### MATERIAL FOR THIS EXERCISE
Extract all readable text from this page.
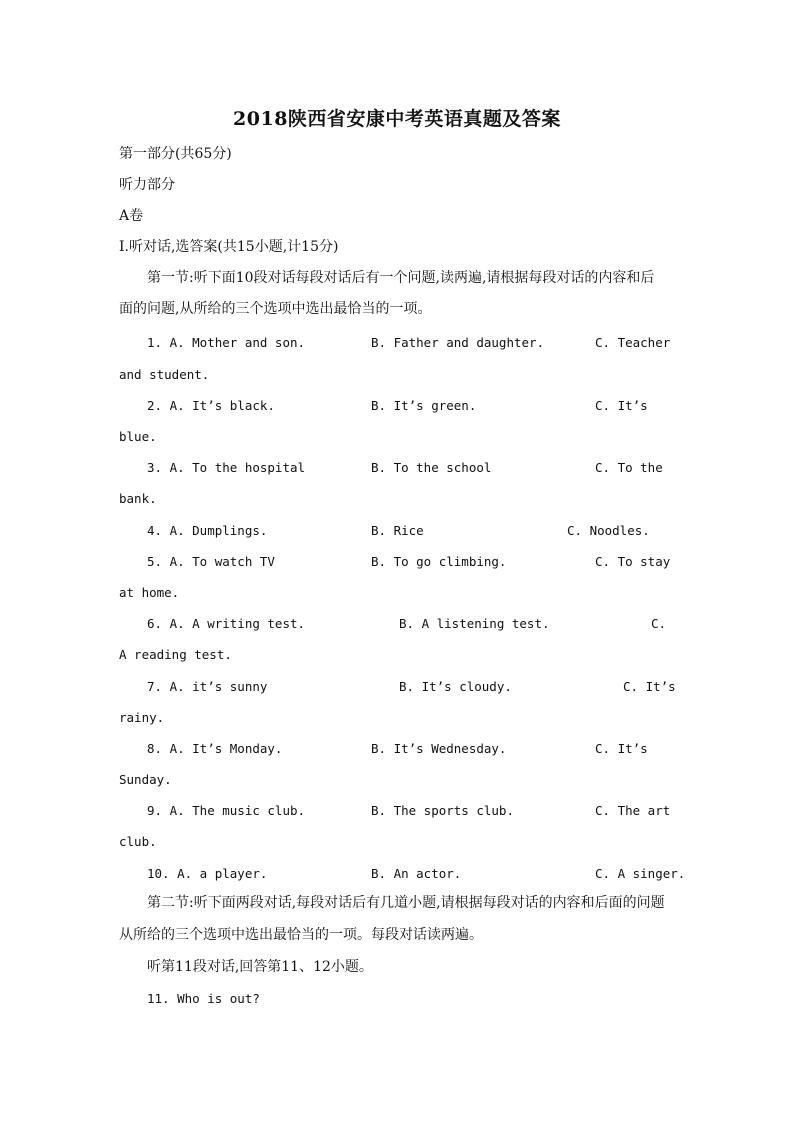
2018陕西省安康中考英语真题及答案
第一部分(共65分)
听力部分
A卷
I.听对话,选答案(共15小题,计15分)
第一节:听下面10段对话每段对话后有一个问题,读两遍,请根据每段对话的内容和后
面的问题,从所给的三个选项中选出最恰当的一项。
1. A. Mother and son.	B. Father and daughter.	C. Teacher
and student.
2. A. It’s black.	B. It’s green.	C. It’s
blue.
3. A. To the hospital	B. To the school	C. To the
bank.
4. A. Dumplings.	B. Rice	C. Noodles.
5. A. To watch TV	B. To go climbing.	C. To stay
at home.
6. A. A writing test.	B. A listening test.	C.
A reading test.
7. A. it’s sunny	B. It’s cloudy.	C. It’s
rainy.
8. A. It’s Monday.	B. It’s Wednesday.	C. It’s
Sunday.
9. A. The music club.	B. The sports club.	C. The art
club.
10. A. a player.	B. An actor.	C. A singer.
第二节:听下面两段对话,每段对话后有几道小题,请根据每段对话的内容和后面的问题
从所给的三个选项中选出最恰当的一项。每段对话读两遍。
听第11段对话,回答第11、12小题。
11. Who is out?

### STATED GOAL
All of the lines above should be retyped precisely, apart from the pictures.

### EXERCISE RESPONSE
Extract all readable text from this page.
2018陕西省安康中考英语真题及答案
第一部分(共65分)
听力部分
A卷
I.听对话,选答案(共15小题,计15分)
第一节:听下面10段对话每段对话后有一个问题,读两遍,请根据每段对话的内容和后
面的问题,从所给的三个选项中选出最恰当的一项。
1. A. Mother and son.	B. Father and daughter.	C. Teacher
and student.
2. A. It’s black.	B. It’s green.	C. It’s
blue.
3. A. To the hospital	B. To the school	C. To the
bank.
4. A. Dumplings.	B. Rice	C. Noodles.
5. A. To watch TV	B. To go climbing.	C. To stay
at home.
6. A. A writing test.	B. A listening test.	C.
A reading test.
7. A. it’s sunny	B. It’s cloudy.	C. It’s
rainy.
8. A. It’s Monday.	B. It’s Wednesday.	C. It’s
Sunday.
9. A. The music club.	B. The sports club.	C. The art
club.
10. A. a player.	B. An actor.	C. A singer.
第二节:听下面两段对话,每段对话后有几道小题,请根据每段对话的内容和后面的问题
从所给的三个选项中选出最恰当的一项。每段对话读两遍。
听第11段对话,回答第11、12小题。
11. Who is out?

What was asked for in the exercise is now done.